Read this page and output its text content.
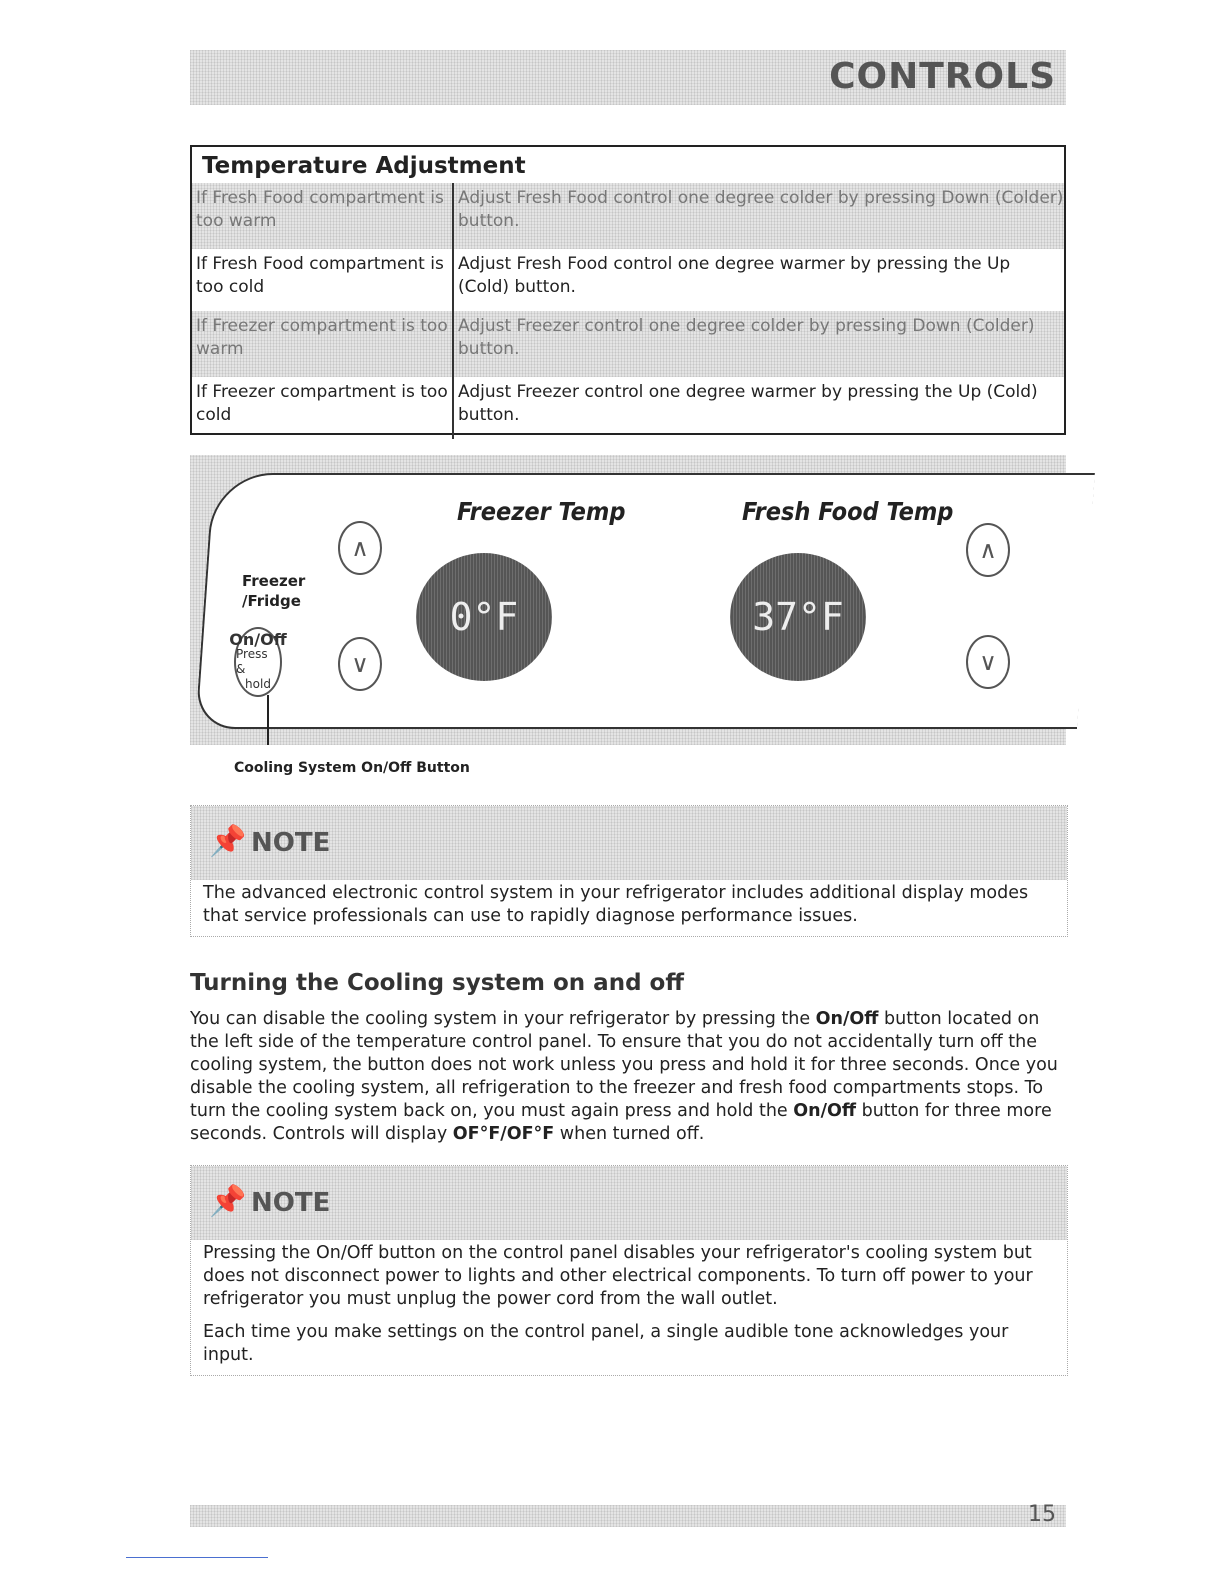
CONTROLS
Temperature Adjustment
If Fresh Food compartment is too warm
Adjust Fresh Food control one degree colder by pressing Down (Colder) button.
If Fresh Food compartment is too cold
Adjust Fresh Food control one degree warmer by pressing the Up (Cold) button.
If Freezer compartment is too warm
Adjust Freezer control one degree colder by pressing Down (Colder) button.
If Freezer compartment is too cold
Adjust Freezer control one degree warmer by pressing the Up (Cold) button.
Freezer Temp	Fresh Food Temp
Freezer
/Fridge
On/Off
Press &
hold
∧
∨
0°F	37°F
∧
∨
Cooling System On/Off Button
📌 NOTE

The advanced electronic control system in your refrigerator includes additional display modes that service professionals can use to rapidly diagnose performance issues.

Turning the Cooling system on and off

You can disable the cooling system in your refrigerator by pressing the On/Off button located on the left side of the temperature control panel. To ensure that you do not accidentally turn off the cooling system, the button does not work unless you press and hold it for three seconds. Once you disable the cooling system, all refrigeration to the freezer and fresh food compartments stops. To turn the cooling system back on, you must again press and hold the On/Off button for three more seconds. Controls will display OF°F/OF°F when turned off.

📌 NOTE

Pressing the On/Off button on the control panel disables your refrigerator's cooling system but does not disconnect power to lights and other electrical components. To turn off power to your refrigerator you must unplug the power cord from the wall outlet.

Each time you make settings on the control panel, a single audible tone acknowledges your input.

15
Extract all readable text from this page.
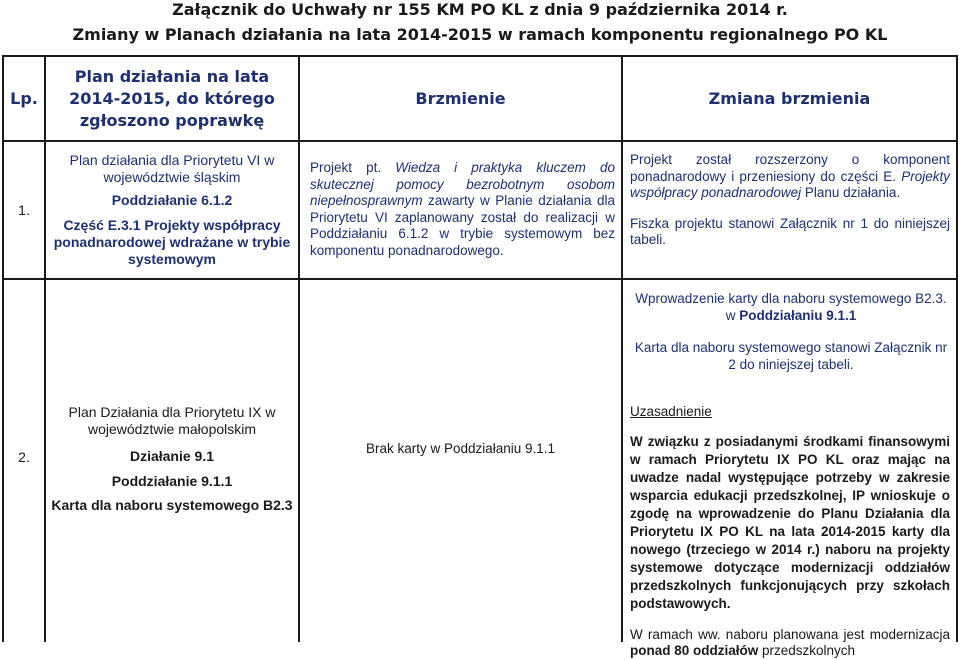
Załącznik do Uchwały nr 155 KM PO KL z dnia 9 października 2014 r.
Zmiany w Planach działania na lata 2014-2015 w ramach komponentu regionalnego PO KL
Lp.
Plan działania na lata 2014-2015, do którego zgłoszono poprawkę
Brzmienie	Zmiana brzmienia
1.

Plan działania dla Priorytetu VI w województwie śląskim

Poddziałanie 6.1.2

Część E.3.1 Projekty współpracy ponadnarodowej wdrażane w trybie systemowym

Projekt pt. Wiedza i praktyka kluczem do skutecznej pomocy bezrobotnym osobom niepełnosprawnym zawarty w Planie działania dla Priorytetu VI zaplanowany został do realizacji w Poddziałaniu 6.1.2 w trybie systemowym bez komponentu ponadnarodowego.

Projekt został rozszerzony o komponent ponadnarodowy i przeniesiony do części E. Projekty współpracy ponadnarodowej Planu działania.

Fiszka projektu stanowi Załącznik nr 1 do niniejszej tabeli.

Wprowadzenie karty dla naboru systemowego B2.3. w Poddziałaniu 9.1.1

Karta dla naboru systemowego stanowi Załącznik nr 2 do niniejszej tabeli.

2.

Plan Działania dla Priorytetu IX w województwie małopolskim

Działanie 9.1

Poddziałanie 9.1.1

Karta dla naboru systemowego B2.3

Brak karty w Poddziałaniu 9.1.1

Uzasadnienie

W związku z posiadanymi środkami finansowymi w ramach Priorytetu IX PO KL oraz mając na uwadze nadal występujące potrzeby w zakresie wsparcia edukacji przedszkolnej, IP wnioskuje o zgodę na wprowadzenie do Planu Działania dla Priorytetu IX PO KL na lata 2014-2015 karty dla nowego (trzeciego w 2014 r.) naboru na projekty systemowe dotyczące modernizacji oddziałów przedszkolnych funkcjonujących przy szkołach podstawowych.

W ramach ww. naboru planowana jest modernizacja ponad 80 oddziałów przedszkolnych
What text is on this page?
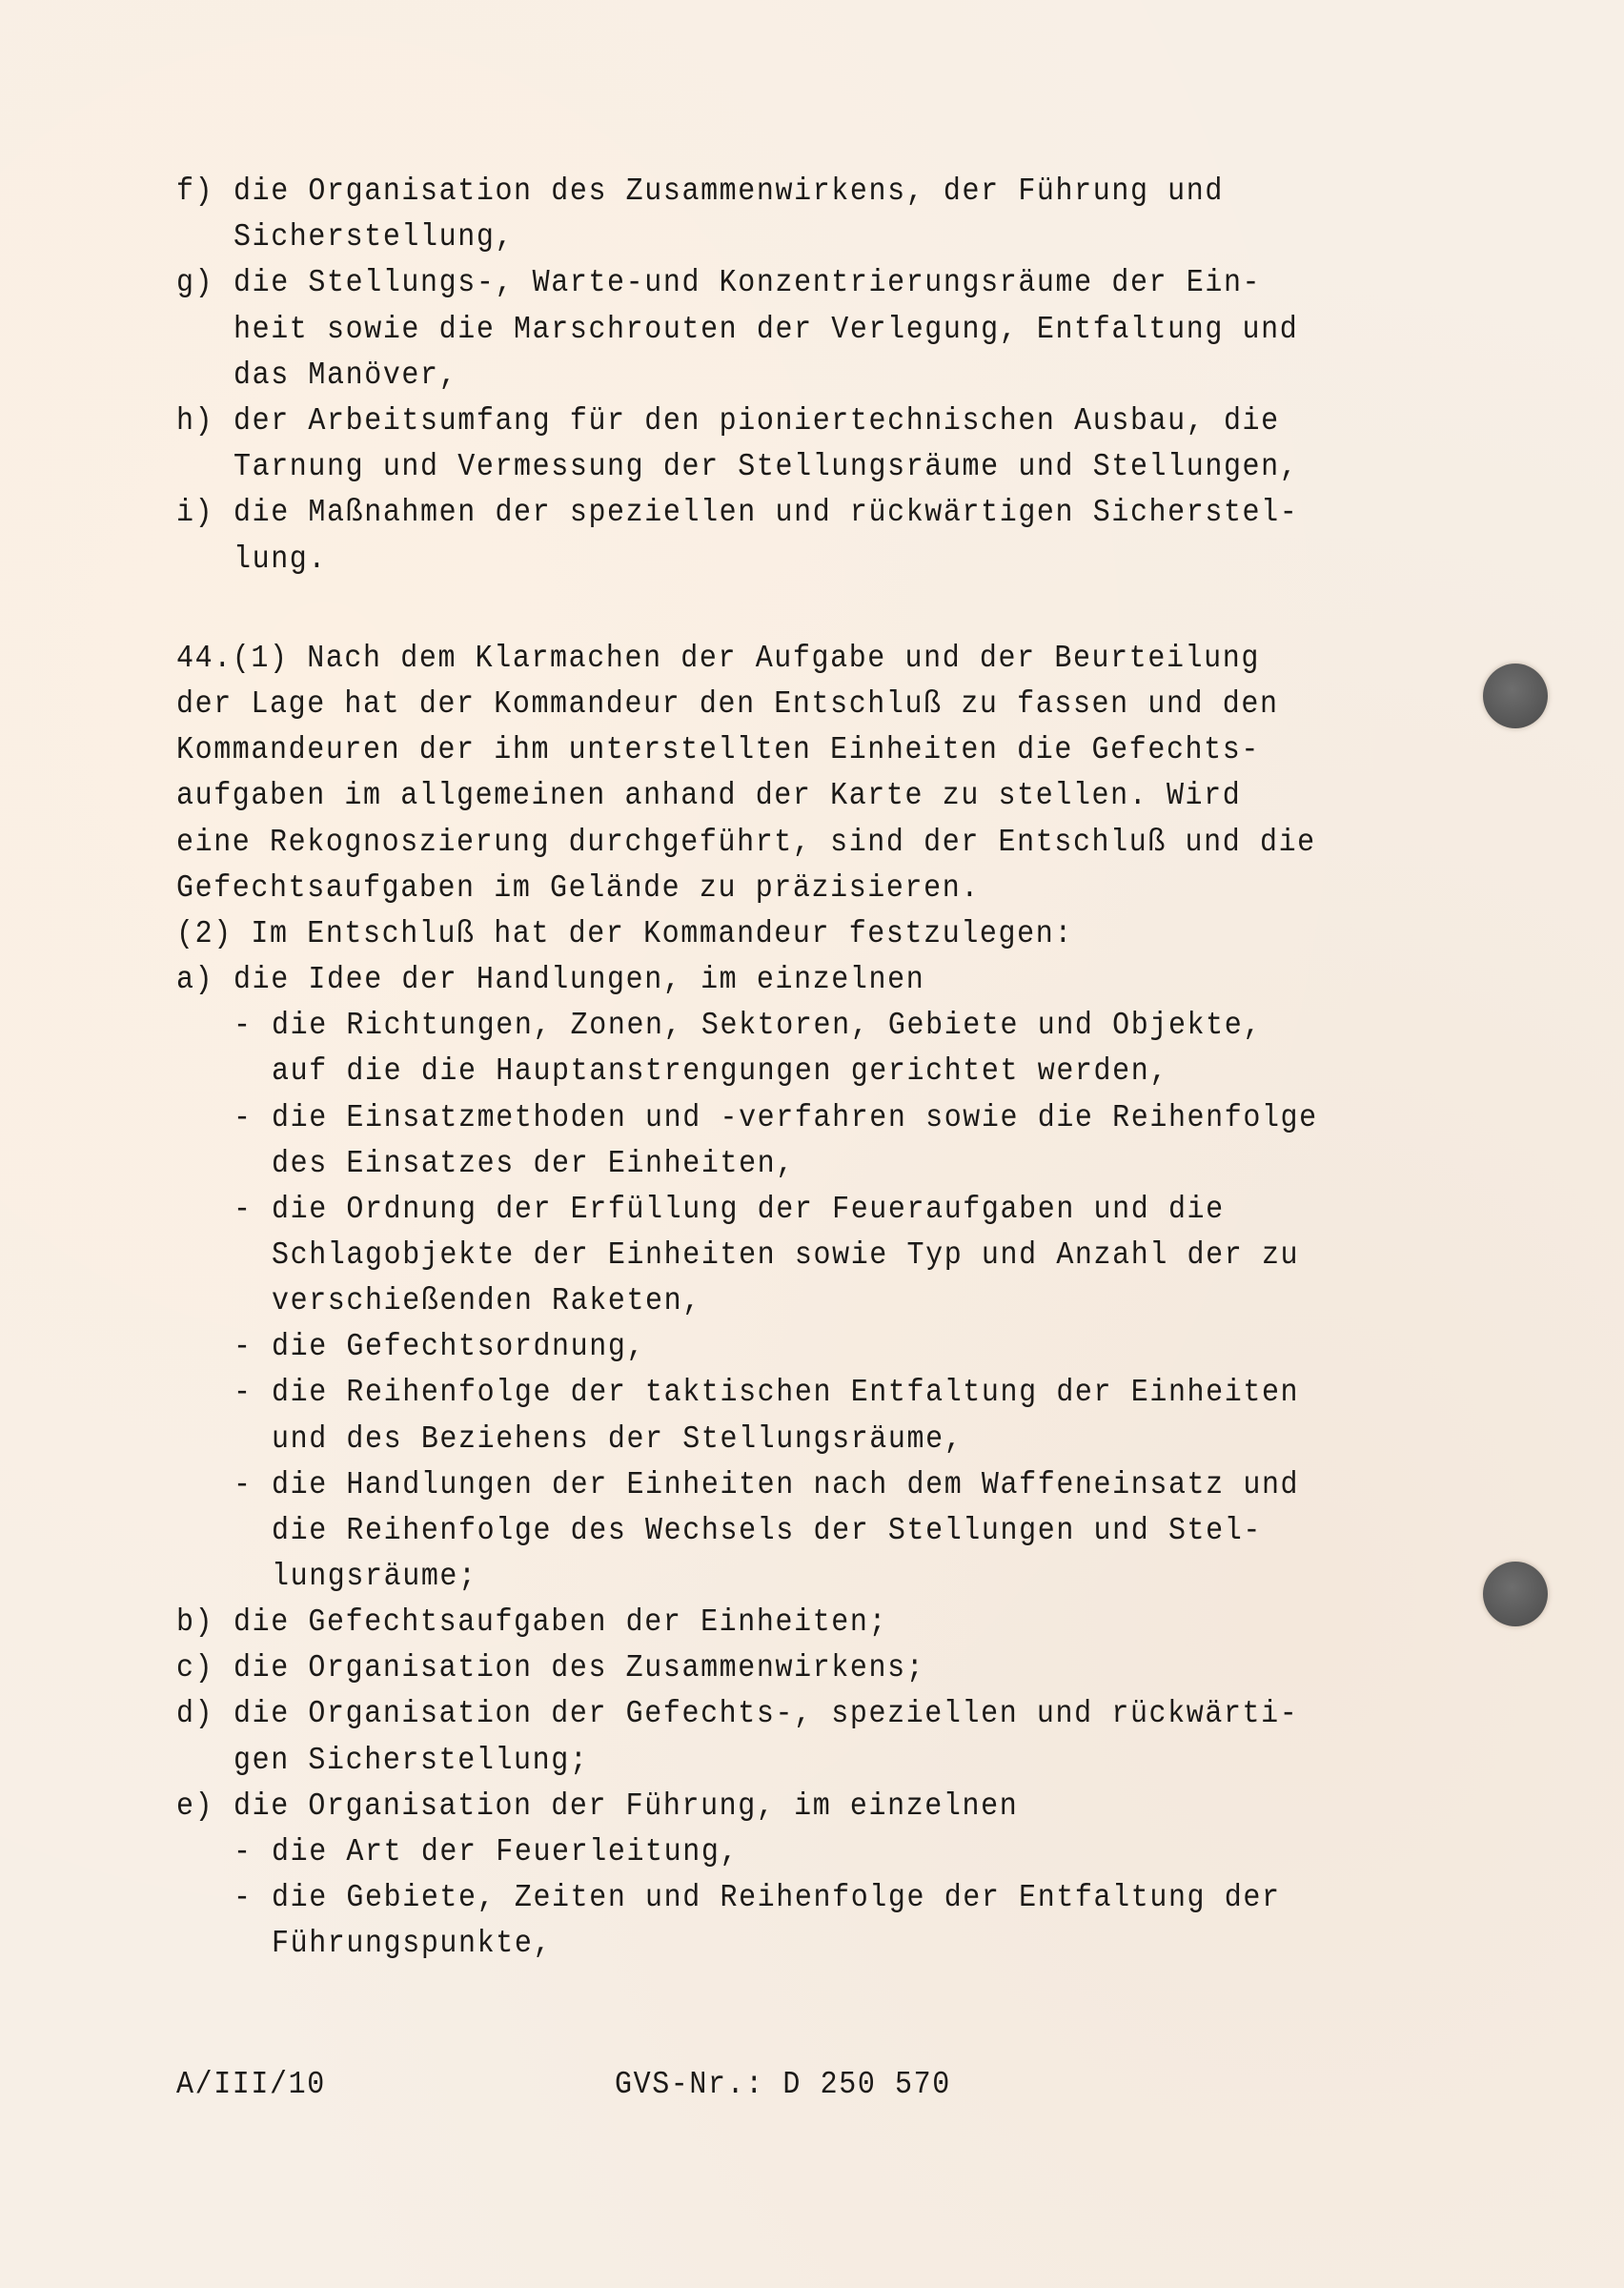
f) die Organisation des Zusammenwirkens, der Führung und
Sicherstellung,
g) die Stellungs-, Warte-und Konzentrierungsräume der Ein-
heit sowie die Marschrouten der Verlegung, Entfaltung und
das Manöver,
h) der Arbeitsumfang für den pioniertechnischen Ausbau, die
Tarnung und Vermessung der Stellungsräume und Stellungen,
i) die Maßnahmen der speziellen und rückwärtigen Sicherstel-
lung.
44.(1) Nach dem Klarmachen der Aufgabe und der Beurteilung
der Lage hat der Kommandeur den Entschluß zu fassen und den
Kommandeuren der ihm unterstellten Einheiten die Gefechts-
aufgaben im allgemeinen anhand der Karte zu stellen. Wird
eine Rekognoszierung durchgeführt, sind der Entschluß und die
Gefechtsaufgaben im Gelände zu präzisieren.
(2) Im Entschluß hat der Kommandeur festzulegen:
a) die Idee der Handlungen, im einzelnen
- die Richtungen, Zonen, Sektoren, Gebiete und Objekte,
auf die die Hauptanstrengungen gerichtet werden,
- die Einsatzmethoden und -verfahren sowie die Reihenfolge
des Einsatzes der Einheiten,
- die Ordnung der Erfüllung der Feueraufgaben und die
Schlagobjekte der Einheiten sowie Typ und Anzahl der zu
verschießenden Raketen,
- die Gefechtsordnung,
- die Reihenfolge der taktischen Entfaltung der Einheiten
und des Beziehens der Stellungsräume,
- die Handlungen der Einheiten nach dem Waffeneinsatz und
die Reihenfolge des Wechsels der Stellungen und Stel-
lungsräume;
b) die Gefechtsaufgaben der Einheiten;
c) die Organisation des Zusammenwirkens;
d) die Organisation der Gefechts-, speziellen und rückwärti-
gen Sicherstellung;
e) die Organisation der Führung, im einzelnen
- die Art der Feuerleitung,
- die Gebiete, Zeiten und Reihenfolge der Entfaltung der
Führungspunkte,
A/III/10	GVS-Nr.: D 250 570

***

THE PROBLEM ▸ Transcribe every entry word for word, but skip the pictures.

WRITTEN SOLUTION ▸
Read this page and output its text content.
CONTROLS
Temperature Adjustment
If Fresh Food compartment is too warm
Adjust Fresh Food control one degree colder by pressing Down (Colder) button.
If Fresh Food compartment is too cold
Adjust Fresh Food control one degree warmer by pressing the Up (Cold) button.
If Freezer compartment is too warm
Adjust Freezer control one degree colder by pressing Down (Colder) button.
If Freezer compartment is too cold
Adjust Freezer control one degree warmer by pressing the Up (Cold) button.
Freezer Temp	Fresh Food Temp
Freezer
/Fridge
On/Off
Press &
hold
∧
∨
0°F	37°F
∧
∨
Cooling System On/Off Button
📌 NOTE

The advanced electronic control system in your refrigerator includes additional display modes that service professionals can use to rapidly diagnose performance issues.

Turning the Cooling system on and off

You can disable the cooling system in your refrigerator by pressing the On/Off button located on the left side of the temperature control panel. To ensure that you do not accidentally turn off the cooling system, the button does not work unless you press and hold it for three seconds. Once you disable the cooling system, all refrigeration to the freezer and fresh food compartments stops. To turn the cooling system back on, you must again press and hold the On/Off button for three more seconds. Controls will display OF°F/OF°F when turned off.

📌 NOTE

Pressing the On/Off button on the control panel disables your refrigerator's cooling system but does not disconnect power to lights and other electrical components. To turn off power to your refrigerator you must unplug the power cord from the wall outlet.

Each time you make settings on the control panel, a single audible tone acknowledges your input.

15
Extract all readable text from this page.
Załącznik do Uchwały nr 155 KM PO KL z dnia 9 października 2014 r.
Zmiany w Planach działania na lata 2014-2015 w ramach komponentu regionalnego PO KL
Lp.
Plan działania na lata 2014-2015, do którego zgłoszono poprawkę
Brzmienie	Zmiana brzmienia
1.

Plan działania dla Priorytetu VI w województwie śląskim

Poddziałanie 6.1.2

Część E.3.1 Projekty współpracy ponadnarodowej wdrażane w trybie systemowym

Projekt pt. Wiedza i praktyka kluczem do skutecznej pomocy bezrobotnym osobom niepełnosprawnym zawarty w Planie działania dla Priorytetu VI zaplanowany został do realizacji w Poddziałaniu 6.1.2 w trybie systemowym bez komponentu ponadnarodowego.

Projekt został rozszerzony o komponent ponadnarodowy i przeniesiony do części E. Projekty współpracy ponadnarodowej Planu działania.

Fiszka projektu stanowi Załącznik nr 1 do niniejszej tabeli.

Wprowadzenie karty dla naboru systemowego B2.3. w Poddziałaniu 9.1.1

Karta dla naboru systemowego stanowi Załącznik nr 2 do niniejszej tabeli.

2.

Plan Działania dla Priorytetu IX w województwie małopolskim

Działanie 9.1

Poddziałanie 9.1.1

Karta dla naboru systemowego B2.3

Brak karty w Poddziałaniu 9.1.1

Uzasadnienie

W związku z posiadanymi środkami finansowymi w ramach Priorytetu IX PO KL oraz mając na uwadze nadal występujące potrzeby w zakresie wsparcia edukacji przedszkolnej, IP wnioskuje o zgodę na wprowadzenie do Planu Działania dla Priorytetu IX PO KL na lata 2014-2015 karty dla nowego (trzeciego w 2014 r.) naboru na projekty systemowe dotyczące modernizacji oddziałów przedszkolnych funkcjonujących przy szkołach podstawowych.

W ramach ww. naboru planowana jest modernizacja ponad 80 oddziałów przedszkolnych
What text is on this page?
f) die Organisation des Zusammenwirkens, der Führung und
Sicherstellung,
g) die Stellungs-, Warte-und Konzentrierungsräume der Ein-
heit sowie die Marschrouten der Verlegung, Entfaltung und
das Manöver,
h) der Arbeitsumfang für den pioniertechnischen Ausbau, die
Tarnung und Vermessung der Stellungsräume und Stellungen,
i) die Maßnahmen der speziellen und rückwärtigen Sicherstel-
lung.
44.(1) Nach dem Klarmachen der Aufgabe und der Beurteilung
der Lage hat der Kommandeur den Entschluß zu fassen und den
Kommandeuren der ihm unterstellten Einheiten die Gefechts-
aufgaben im allgemeinen anhand der Karte zu stellen. Wird
eine Rekognoszierung durchgeführt, sind der Entschluß und die
Gefechtsaufgaben im Gelände zu präzisieren.
(2) Im Entschluß hat der Kommandeur festzulegen:
a) die Idee der Handlungen, im einzelnen
- die Richtungen, Zonen, Sektoren, Gebiete und Objekte,
auf die die Hauptanstrengungen gerichtet werden,
- die Einsatzmethoden und -verfahren sowie die Reihenfolge
des Einsatzes der Einheiten,
- die Ordnung der Erfüllung der Feueraufgaben und die
Schlagobjekte der Einheiten sowie Typ und Anzahl der zu
verschießenden Raketen,
- die Gefechtsordnung,
- die Reihenfolge der taktischen Entfaltung der Einheiten
und des Beziehens der Stellungsräume,
- die Handlungen der Einheiten nach dem Waffeneinsatz und
die Reihenfolge des Wechsels der Stellungen und Stel-
lungsräume;
b) die Gefechtsaufgaben der Einheiten;
c) die Organisation des Zusammenwirkens;
d) die Organisation der Gefechts-, speziellen und rückwärti-
gen Sicherstellung;
e) die Organisation der Führung, im einzelnen
- die Art der Feuerleitung,
- die Gebiete, Zeiten und Reihenfolge der Entfaltung der
Führungspunkte,
A/III/10	GVS-Nr.: D 250 570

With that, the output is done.